start Dataset entries

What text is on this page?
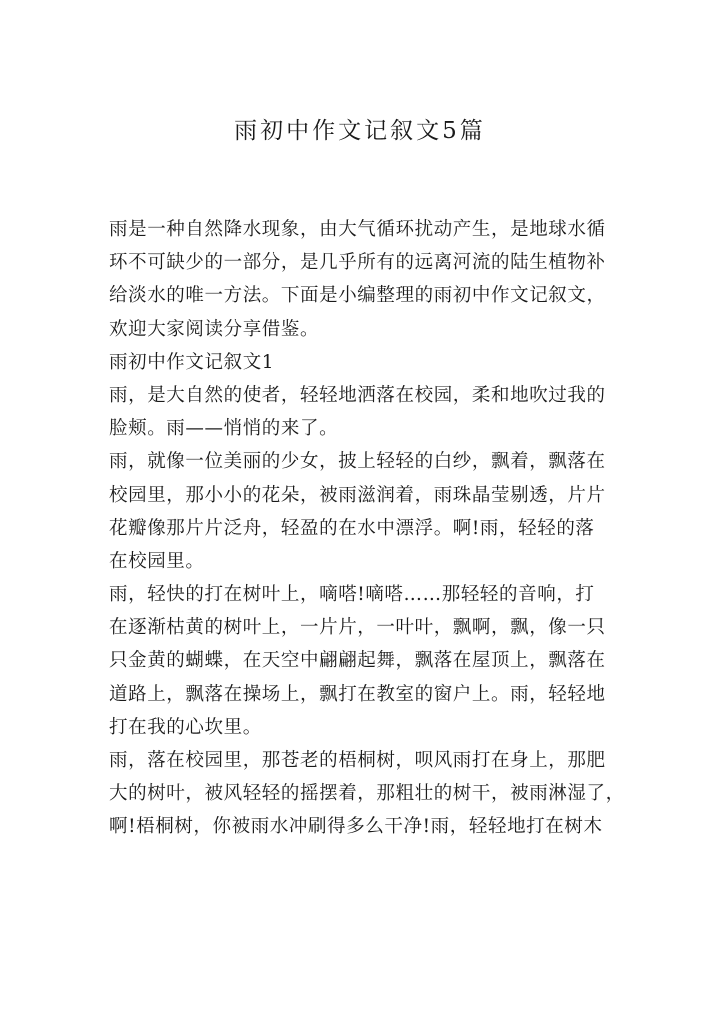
雨初中作文记叙文5篇
雨是一种自然降水现象，由大气循环扰动产生，是地球水循
环不可缺少的一部分，是几乎所有的远离河流的陆生植物补
给淡水的唯一方法。下面是小编整理的雨初中作文记叙文，
欢迎大家阅读分享借鉴。
雨初中作文记叙文1
雨，是大自然的使者，轻轻地洒落在校园，柔和地吹过我的
脸颊。雨——悄悄的来了。
雨，就像一位美丽的少女，披上轻轻的白纱，飘着，飘落在
校园里，那小小的花朵，被雨滋润着，雨珠晶莹剔透，片片
花瓣像那片片泛舟，轻盈的在水中漂浮。啊!雨，轻轻的落
在校园里。
雨，轻快的打在树叶上，嘀嗒!嘀嗒……那轻轻的音响，打
在逐渐枯黄的树叶上，一片片，一叶叶，飘啊，飘，像一只
只金黄的蝴蝶，在天空中翩翩起舞，飘落在屋顶上，飘落在
道路上，飘落在操场上，飘打在教室的窗户上。雨，轻轻地
打在我的心坎里。
雨，落在校园里，那苍老的梧桐树，呗风雨打在身上，那肥
大的树叶，被风轻轻的摇摆着，那粗壮的树干，被雨淋湿了，
啊!梧桐树，你被雨水冲刷得多么干净!雨，轻轻地打在树木
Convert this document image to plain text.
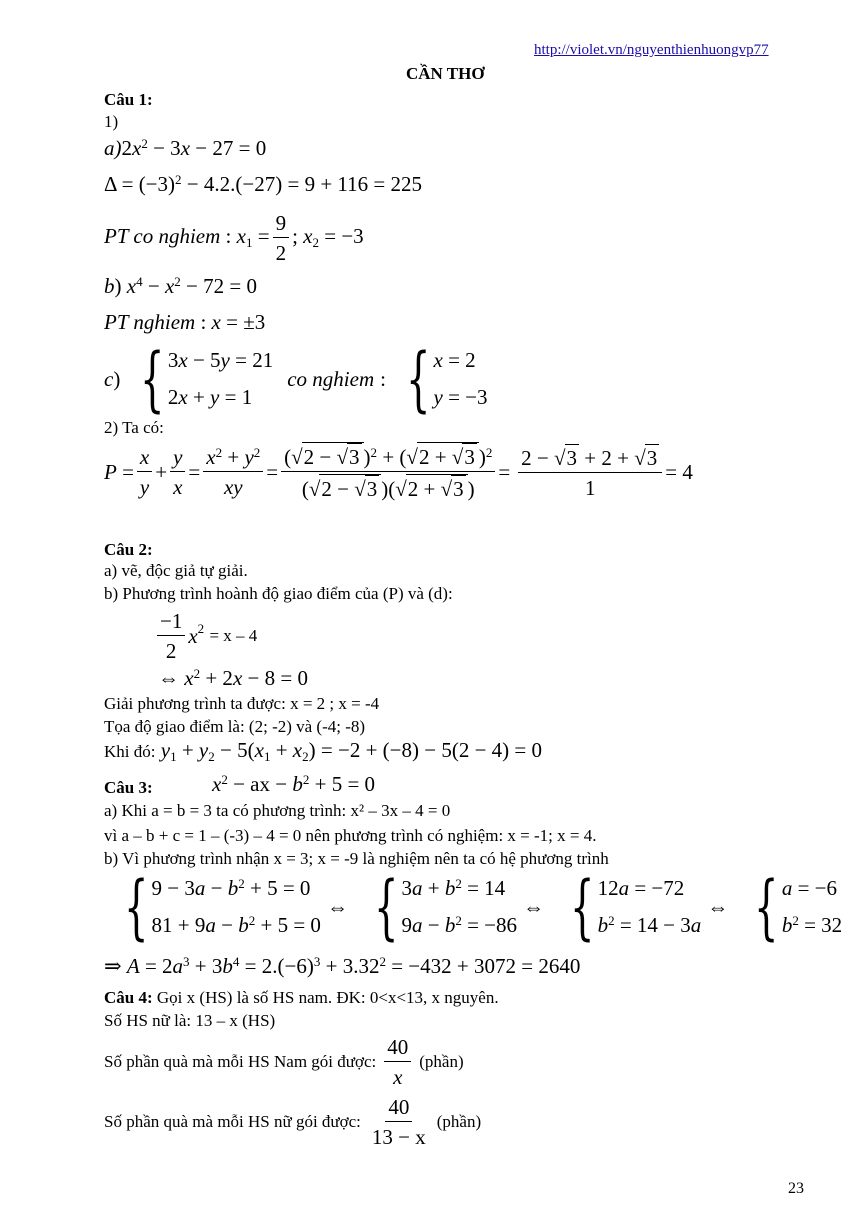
http://violet.vn/nguyenthienhuongvp77
CẦN THƠ
Câu 1:
1)
$a)2x^2 - 3x - 27 = 0$
$\Delta = (-3)^2 - 4.2.(-27) = 9 + 116 = 225$
PT co nghiem : $x_1 = \frac{9}{2}$ ; $x_2 = -3$
b) $x^4 - x^2 - 72 = 0$
PT nghiem : x = ±3
c ) { 3x − 5y = 21
2x + y = 1
co nghiem : { x = 2
y = −3
2) Ta có:
$P = \frac{x}{y} + \frac{y}{x} = \frac{x^2 + y^2}{xy} = \frac{(√2 - √3 )^2 + (√2 + √3 )^2}{(√2 - √3 )(√2 + √3 )} = \frac{2 - √3 + 2 + √3}{1} = 4$
Câu 2:
a) vẽ, độc giả tự giải.
b) Phương trình hoành độ giao điểm của (P) và (d):
$\frac{-1}{2} x^2$
= x – 4
⇔ $x^2 + 2x - 8 = 0$
Giải phương trình ta được: x = 2 ; x = -4
Tọa độ giao điểm là: (2; -2) và (-4; -8)
Khi đó: $y_1 + y_2 - 5(x_1 + x_2) = -2 + (-8) - 5(2 - 4) = 0$
Câu 3:	$x^2$ − ax − $b^2 + 5 = 0$
a) Khi a = b = 3 ta có phương trình: x² – 3x – 4 = 0
vì a – b + c = 1 – (-3) – 4 = 0 nên phương trình có nghiệm: x = -1; x = 4.
b) Vì phương trình nhận x = 3; x = -9 là nghiệm nên ta có hệ phương trình
{ $9 - 3a - b^2 + 5 = 0$
$81 + 9a - b^2 + 5 = 0$
⇔ { $3a + b^2 = 14$
$9a - b^2 = -86$
⇔ { 12a = −72
$b^2 = 14 - 3a$
⇔ { a = −6
$b^2 = 32$
⇒ $A = 2a^3 + 3b^4 = 2.(-6)^3 + 3.32^2 = -432 + 3072 = 2640$
Câu 4: Gọi x (HS) là số HS nam. ĐK: 0<x<13, x nguyên.
Số HS nữ là: 13 – x (HS)
Số phần quà mà mỗi HS Nam gói được: $\frac{40}{x}$ (phần)
Số phần quà mà mỗi HS nữ gói được: $\frac{40}{13 - x}$ (phần)
23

end Dataset entries

Given instruction: Skip the pictures. Please copy exactly the lines from the one with "Convert this document image to plain text." through the final line of the material above, both ends included.

Worked answer:
Convert this document image to plain text.
http://violet.vn/nguyenthienhuongvp77
CẦN THƠ
Câu 1:
1)
$a)2x^2 - 3x - 27 = 0$
$\Delta = (-3)^2 - 4.2.(-27) = 9 + 116 = 225$
PT co nghiem : $x_1 = \frac{9}{2}$ ; $x_2 = -3$
b) $x^4 - x^2 - 72 = 0$
PT nghiem : x = ±3
c ) { 3x − 5y = 21
2x + y = 1
co nghiem : { x = 2
y = −3
2) Ta có:
$P = \frac{x}{y} + \frac{y}{x} = \frac{x^2 + y^2}{xy} = \frac{(√2 - √3 )^2 + (√2 + √3 )^2}{(√2 - √3 )(√2 + √3 )} = \frac{2 - √3 + 2 + √3}{1} = 4$
Câu 2:
a) vẽ, độc giả tự giải.
b) Phương trình hoành độ giao điểm của (P) và (d):
$\frac{-1}{2} x^2$
= x – 4
⇔ $x^2 + 2x - 8 = 0$
Giải phương trình ta được: x = 2 ; x = -4
Tọa độ giao điểm là: (2; -2) và (-4; -8)
Khi đó: $y_1 + y_2 - 5(x_1 + x_2) = -2 + (-8) - 5(2 - 4) = 0$
Câu 3:	$x^2$ − ax − $b^2 + 5 = 0$
a) Khi a = b = 3 ta có phương trình: x² – 3x – 4 = 0
vì a – b + c = 1 – (-3) – 4 = 0 nên phương trình có nghiệm: x = -1; x = 4.
b) Vì phương trình nhận x = 3; x = -9 là nghiệm nên ta có hệ phương trình
{ $9 - 3a - b^2 + 5 = 0$
$81 + 9a - b^2 + 5 = 0$
⇔ { $3a + b^2 = 14$
$9a - b^2 = -86$
⇔ { 12a = −72
$b^2 = 14 - 3a$
⇔ { a = −6
$b^2 = 32$
⇒ $A = 2a^3 + 3b^4 = 2.(-6)^3 + 3.32^2 = -432 + 3072 = 2640$
Câu 4: Gọi x (HS) là số HS nam. ĐK: 0<x<13, x nguyên.
Số HS nữ là: 13 – x (HS)
Số phần quà mà mỗi HS Nam gói được: $\frac{40}{x}$ (phần)
Số phần quà mà mỗi HS nữ gói được: $\frac{40}{13 - x}$ (phần)
23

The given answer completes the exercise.